>>

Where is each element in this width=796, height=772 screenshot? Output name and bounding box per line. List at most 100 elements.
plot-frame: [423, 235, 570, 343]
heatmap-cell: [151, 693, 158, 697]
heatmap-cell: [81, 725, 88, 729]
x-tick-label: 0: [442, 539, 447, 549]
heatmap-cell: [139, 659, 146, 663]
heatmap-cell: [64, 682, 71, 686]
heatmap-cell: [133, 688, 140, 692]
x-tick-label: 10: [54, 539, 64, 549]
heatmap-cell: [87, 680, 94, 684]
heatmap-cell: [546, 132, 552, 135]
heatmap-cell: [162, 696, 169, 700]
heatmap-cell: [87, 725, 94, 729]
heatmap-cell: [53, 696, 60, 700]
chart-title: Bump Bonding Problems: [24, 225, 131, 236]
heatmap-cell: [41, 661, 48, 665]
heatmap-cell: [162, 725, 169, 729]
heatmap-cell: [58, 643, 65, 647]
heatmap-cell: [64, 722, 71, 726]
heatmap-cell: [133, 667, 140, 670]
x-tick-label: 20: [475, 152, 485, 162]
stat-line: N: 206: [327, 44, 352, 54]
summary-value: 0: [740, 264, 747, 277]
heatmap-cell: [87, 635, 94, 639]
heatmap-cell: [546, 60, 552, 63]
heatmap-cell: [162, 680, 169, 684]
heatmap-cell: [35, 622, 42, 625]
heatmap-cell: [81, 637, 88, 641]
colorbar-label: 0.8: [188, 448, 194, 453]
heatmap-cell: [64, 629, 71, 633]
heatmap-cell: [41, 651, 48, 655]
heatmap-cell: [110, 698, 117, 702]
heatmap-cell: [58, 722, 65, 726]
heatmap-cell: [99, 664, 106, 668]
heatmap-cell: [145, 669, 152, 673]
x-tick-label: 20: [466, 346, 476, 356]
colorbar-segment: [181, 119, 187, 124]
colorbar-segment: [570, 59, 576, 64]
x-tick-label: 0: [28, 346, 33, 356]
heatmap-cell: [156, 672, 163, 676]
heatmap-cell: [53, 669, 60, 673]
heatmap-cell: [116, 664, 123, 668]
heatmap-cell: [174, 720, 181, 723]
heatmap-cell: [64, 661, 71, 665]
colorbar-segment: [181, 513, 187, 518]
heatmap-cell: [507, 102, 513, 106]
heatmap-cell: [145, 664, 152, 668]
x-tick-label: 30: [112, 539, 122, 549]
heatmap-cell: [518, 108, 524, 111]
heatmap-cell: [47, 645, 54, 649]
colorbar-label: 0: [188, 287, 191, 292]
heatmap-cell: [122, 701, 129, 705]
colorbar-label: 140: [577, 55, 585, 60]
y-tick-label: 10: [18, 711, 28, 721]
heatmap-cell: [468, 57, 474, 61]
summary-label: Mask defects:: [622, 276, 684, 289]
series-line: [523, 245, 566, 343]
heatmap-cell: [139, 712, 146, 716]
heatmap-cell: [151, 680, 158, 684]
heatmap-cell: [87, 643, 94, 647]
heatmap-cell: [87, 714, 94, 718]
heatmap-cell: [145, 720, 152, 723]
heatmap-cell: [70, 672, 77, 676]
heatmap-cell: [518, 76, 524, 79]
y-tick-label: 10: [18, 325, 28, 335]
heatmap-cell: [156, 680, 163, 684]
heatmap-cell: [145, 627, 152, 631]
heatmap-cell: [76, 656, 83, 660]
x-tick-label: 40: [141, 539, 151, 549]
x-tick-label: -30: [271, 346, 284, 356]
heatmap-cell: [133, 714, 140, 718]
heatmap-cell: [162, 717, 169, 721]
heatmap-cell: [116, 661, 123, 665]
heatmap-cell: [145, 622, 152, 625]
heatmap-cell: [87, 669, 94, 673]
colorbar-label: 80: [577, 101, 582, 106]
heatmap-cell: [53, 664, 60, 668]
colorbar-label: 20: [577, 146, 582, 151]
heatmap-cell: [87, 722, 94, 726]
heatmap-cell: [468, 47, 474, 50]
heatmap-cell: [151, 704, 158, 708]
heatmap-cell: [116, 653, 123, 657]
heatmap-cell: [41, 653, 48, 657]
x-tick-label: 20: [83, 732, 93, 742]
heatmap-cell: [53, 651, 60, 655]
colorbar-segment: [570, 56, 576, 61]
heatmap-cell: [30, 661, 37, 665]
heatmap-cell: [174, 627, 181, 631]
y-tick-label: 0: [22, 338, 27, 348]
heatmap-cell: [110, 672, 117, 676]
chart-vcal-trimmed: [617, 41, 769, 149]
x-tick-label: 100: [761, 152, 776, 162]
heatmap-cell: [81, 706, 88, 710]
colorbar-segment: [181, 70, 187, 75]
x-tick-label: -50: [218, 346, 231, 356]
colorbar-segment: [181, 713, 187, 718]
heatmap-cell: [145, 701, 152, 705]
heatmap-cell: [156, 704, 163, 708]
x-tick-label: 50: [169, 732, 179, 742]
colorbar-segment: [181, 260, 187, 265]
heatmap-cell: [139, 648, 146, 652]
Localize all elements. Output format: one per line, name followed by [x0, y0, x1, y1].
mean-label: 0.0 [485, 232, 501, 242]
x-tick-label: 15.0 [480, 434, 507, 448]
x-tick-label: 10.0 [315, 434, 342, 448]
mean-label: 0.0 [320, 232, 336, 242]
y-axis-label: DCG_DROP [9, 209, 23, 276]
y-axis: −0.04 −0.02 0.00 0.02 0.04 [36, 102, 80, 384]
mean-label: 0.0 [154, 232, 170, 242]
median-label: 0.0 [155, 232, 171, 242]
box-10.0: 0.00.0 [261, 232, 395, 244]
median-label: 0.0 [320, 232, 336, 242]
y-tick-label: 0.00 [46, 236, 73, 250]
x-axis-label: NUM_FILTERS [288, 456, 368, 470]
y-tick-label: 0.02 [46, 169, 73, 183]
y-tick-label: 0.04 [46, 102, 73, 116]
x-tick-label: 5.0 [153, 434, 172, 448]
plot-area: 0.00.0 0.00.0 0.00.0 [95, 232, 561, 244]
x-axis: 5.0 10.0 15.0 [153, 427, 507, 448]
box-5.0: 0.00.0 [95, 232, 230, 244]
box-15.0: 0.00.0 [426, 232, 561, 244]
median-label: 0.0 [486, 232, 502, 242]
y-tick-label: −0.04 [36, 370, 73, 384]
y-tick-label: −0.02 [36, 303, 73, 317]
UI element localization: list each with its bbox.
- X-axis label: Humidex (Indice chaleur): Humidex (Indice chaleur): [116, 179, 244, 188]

<<

> [Problem] Copy out all the rows above with "heatmap-cell" swapped for "grid-cell" each time it appears. Leave everything else as it is.

> [Full output]
Where is each element in this width=796, height=772 screenshot? Output name and bounding box per line. List at most 100 elements.
plot-frame: [423, 235, 570, 343]
grid-cell: [151, 693, 158, 697]
grid-cell: [81, 725, 88, 729]
x-tick-label: 0: [442, 539, 447, 549]
grid-cell: [139, 659, 146, 663]
grid-cell: [64, 682, 71, 686]
grid-cell: [133, 688, 140, 692]
x-tick-label: 10: [54, 539, 64, 549]
grid-cell: [87, 680, 94, 684]
grid-cell: [546, 132, 552, 135]
grid-cell: [162, 696, 169, 700]
grid-cell: [87, 725, 94, 729]
grid-cell: [53, 696, 60, 700]
chart-title: Bump Bonding Problems: [24, 225, 131, 236]
grid-cell: [41, 661, 48, 665]
grid-cell: [162, 725, 169, 729]
grid-cell: [58, 643, 65, 647]
grid-cell: [64, 722, 71, 726]
grid-cell: [133, 667, 140, 670]
x-tick-label: 20: [475, 152, 485, 162]
stat-line: N: 206: [327, 44, 352, 54]
summary-value: 0: [740, 264, 747, 277]
grid-cell: [87, 635, 94, 639]
grid-cell: [546, 60, 552, 63]
grid-cell: [162, 680, 169, 684]
grid-cell: [35, 622, 42, 625]
grid-cell: [81, 637, 88, 641]
colorbar-label: 0.8: [188, 448, 194, 453]
grid-cell: [64, 629, 71, 633]
grid-cell: [41, 651, 48, 655]
grid-cell: [110, 698, 117, 702]
grid-cell: [58, 722, 65, 726]
grid-cell: [99, 664, 106, 668]
grid-cell: [145, 669, 152, 673]
x-tick-label: 20: [466, 346, 476, 356]
colorbar-segment: [181, 119, 187, 124]
colorbar-segment: [570, 59, 576, 64]
x-tick-label: 0: [28, 346, 33, 356]
grid-cell: [156, 672, 163, 676]
grid-cell: [53, 669, 60, 673]
grid-cell: [116, 664, 123, 668]
grid-cell: [174, 720, 181, 723]
grid-cell: [64, 661, 71, 665]
colorbar-segment: [181, 513, 187, 518]
grid-cell: [507, 102, 513, 106]
grid-cell: [145, 664, 152, 668]
x-tick-label: 30: [112, 539, 122, 549]
grid-cell: [518, 108, 524, 111]
grid-cell: [47, 645, 54, 649]
colorbar-label: 0: [188, 287, 191, 292]
grid-cell: [122, 701, 129, 705]
colorbar-label: 140: [577, 55, 585, 60]
y-tick-label: 10: [18, 711, 28, 721]
grid-cell: [468, 57, 474, 61]
summary-label: Mask defects:: [622, 276, 684, 289]
series-line: [523, 245, 566, 343]
grid-cell: [139, 712, 146, 716]
grid-cell: [151, 680, 158, 684]
grid-cell: [87, 643, 94, 647]
grid-cell: [87, 714, 94, 718]
grid-cell: [145, 720, 152, 723]
grid-cell: [70, 672, 77, 676]
grid-cell: [518, 76, 524, 79]
y-tick-label: 10: [18, 325, 28, 335]
grid-cell: [156, 680, 163, 684]
grid-cell: [145, 627, 152, 631]
grid-cell: [76, 656, 83, 660]
x-tick-label: 40: [141, 539, 151, 549]
x-tick-label: -30: [271, 346, 284, 356]
grid-cell: [133, 714, 140, 718]
grid-cell: [162, 717, 169, 721]
grid-cell: [116, 661, 123, 665]
grid-cell: [145, 622, 152, 625]
grid-cell: [87, 669, 94, 673]
colorbar-label: 80: [577, 101, 582, 106]
grid-cell: [53, 664, 60, 668]
colorbar-label: 20: [577, 146, 582, 151]
grid-cell: [87, 722, 94, 726]
grid-cell: [468, 47, 474, 50]
grid-cell: [151, 704, 158, 708]
grid-cell: [116, 653, 123, 657]
grid-cell: [41, 653, 48, 657]
x-tick-label: 20: [83, 732, 93, 742]
grid-cell: [53, 651, 60, 655]
colorbar-segment: [570, 56, 576, 61]
grid-cell: [30, 661, 37, 665]
grid-cell: [174, 627, 181, 631]
y-tick-label: 0: [22, 338, 27, 348]
grid-cell: [110, 672, 117, 676]
chart-vcal-trimmed: [617, 41, 769, 149]
x-tick-label: 100: [761, 152, 776, 162]
grid-cell: [81, 706, 88, 710]
colorbar-segment: [181, 70, 187, 75]
x-tick-label: -50: [218, 346, 231, 356]
colorbar-segment: [181, 713, 187, 718]
grid-cell: [145, 701, 152, 705]
grid-cell: [156, 704, 163, 708]
x-tick-label: 50: [169, 732, 179, 742]
colorbar-segment: [181, 260, 187, 265]
grid-cell: [139, 648, 146, 652]
Localize all elements. Output format: one per line, name followed by [x0, y0, x1, y1].
mean-label: 0.0 [485, 232, 501, 242]
x-tick-label: 15.0 [480, 434, 507, 448]
x-tick-label: 10.0 [315, 434, 342, 448]
mean-label: 0.0 [320, 232, 336, 242]
y-axis-label: DCG_DROP [9, 209, 23, 276]
y-axis: −0.04 −0.02 0.00 0.02 0.04 [36, 102, 80, 384]
mean-label: 0.0 [154, 232, 170, 242]
median-label: 0.0 [155, 232, 171, 242]
box-10.0: 0.00.0 [261, 232, 395, 244]
median-label: 0.0 [320, 232, 336, 242]
y-tick-label: 0.00 [46, 236, 73, 250]
x-axis-label: NUM_FILTERS [288, 456, 368, 470]
y-tick-label: 0.02 [46, 169, 73, 183]
y-tick-label: 0.04 [46, 102, 73, 116]
x-tick-label: 5.0 [153, 434, 172, 448]
plot-area: 0.00.0 0.00.0 0.00.0 [95, 232, 561, 244]
x-axis: 5.0 10.0 15.0 [153, 427, 507, 448]
box-5.0: 0.00.0 [95, 232, 230, 244]
box-15.0: 0.00.0 [426, 232, 561, 244]
median-label: 0.0 [486, 232, 502, 242]
y-tick-label: −0.04 [36, 370, 73, 384]
y-tick-label: −0.02 [36, 303, 73, 317]
UI element localization: list each with its bbox.
- X-axis label: Humidex (Indice chaleur): Humidex (Indice chaleur): [116, 179, 244, 188]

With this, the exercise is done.